__OBJECTIVE__.
Write the material out again in full, exactly.

[Data entries]

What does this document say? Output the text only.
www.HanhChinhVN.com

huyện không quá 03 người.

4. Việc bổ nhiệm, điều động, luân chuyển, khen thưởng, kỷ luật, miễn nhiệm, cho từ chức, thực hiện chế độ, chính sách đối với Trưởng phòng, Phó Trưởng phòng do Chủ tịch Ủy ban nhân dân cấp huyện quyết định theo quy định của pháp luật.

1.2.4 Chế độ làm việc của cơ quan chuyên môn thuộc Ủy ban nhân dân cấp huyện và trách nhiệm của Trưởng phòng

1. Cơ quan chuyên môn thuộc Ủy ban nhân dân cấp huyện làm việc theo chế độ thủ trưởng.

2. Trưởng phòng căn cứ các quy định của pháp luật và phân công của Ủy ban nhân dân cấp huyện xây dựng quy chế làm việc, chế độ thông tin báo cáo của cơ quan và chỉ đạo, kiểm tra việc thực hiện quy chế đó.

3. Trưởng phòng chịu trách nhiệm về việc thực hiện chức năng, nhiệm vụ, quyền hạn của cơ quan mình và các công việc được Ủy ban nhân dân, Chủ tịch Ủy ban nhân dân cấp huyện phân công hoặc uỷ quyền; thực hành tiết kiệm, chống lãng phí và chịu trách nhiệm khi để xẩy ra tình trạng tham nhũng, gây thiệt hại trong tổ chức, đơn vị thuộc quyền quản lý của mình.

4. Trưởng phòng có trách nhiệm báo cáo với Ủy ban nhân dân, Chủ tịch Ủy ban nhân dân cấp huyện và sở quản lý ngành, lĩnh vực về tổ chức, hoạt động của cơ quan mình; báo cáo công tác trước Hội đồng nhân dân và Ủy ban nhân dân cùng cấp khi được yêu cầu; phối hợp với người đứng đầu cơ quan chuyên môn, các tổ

__COMPLETED TASK__.
What does this document say? Output the text only.
www.HanhChinhVN.com

huyện không quá 03 người.

4. Việc bổ nhiệm, điều động, luân chuyển, khen thưởng, kỷ luật, miễn nhiệm, cho từ chức, thực hiện chế độ, chính sách đối với Trưởng phòng, Phó Trưởng phòng do Chủ tịch Ủy ban nhân dân cấp huyện quyết định theo quy định của pháp luật.

1.2.4 Chế độ làm việc của cơ quan chuyên môn thuộc Ủy ban nhân dân cấp huyện và trách nhiệm của Trưởng phòng

1. Cơ quan chuyên môn thuộc Ủy ban nhân dân cấp huyện làm việc theo chế độ thủ trưởng.

2. Trưởng phòng căn cứ các quy định của pháp luật và phân công của Ủy ban nhân dân cấp huyện xây dựng quy chế làm việc, chế độ thông tin báo cáo của cơ quan và chỉ đạo, kiểm tra việc thực hiện quy chế đó.

3. Trưởng phòng chịu trách nhiệm về việc thực hiện chức năng, nhiệm vụ, quyền hạn của cơ quan mình và các công việc được Ủy ban nhân dân, Chủ tịch Ủy ban nhân dân cấp huyện phân công hoặc uỷ quyền; thực hành tiết kiệm, chống lãng phí và chịu trách nhiệm khi để xẩy ra tình trạng tham nhũng, gây thiệt hại trong tổ chức, đơn vị thuộc quyền quản lý của mình.

4. Trưởng phòng có trách nhiệm báo cáo với Ủy ban nhân dân, Chủ tịch Ủy ban nhân dân cấp huyện và sở quản lý ngành, lĩnh vực về tổ chức, hoạt động của cơ quan mình; báo cáo công tác trước Hội đồng nhân dân và Ủy ban nhân dân cùng cấp khi được yêu cầu; phối hợp với người đứng đầu cơ quan chuyên môn, các tổ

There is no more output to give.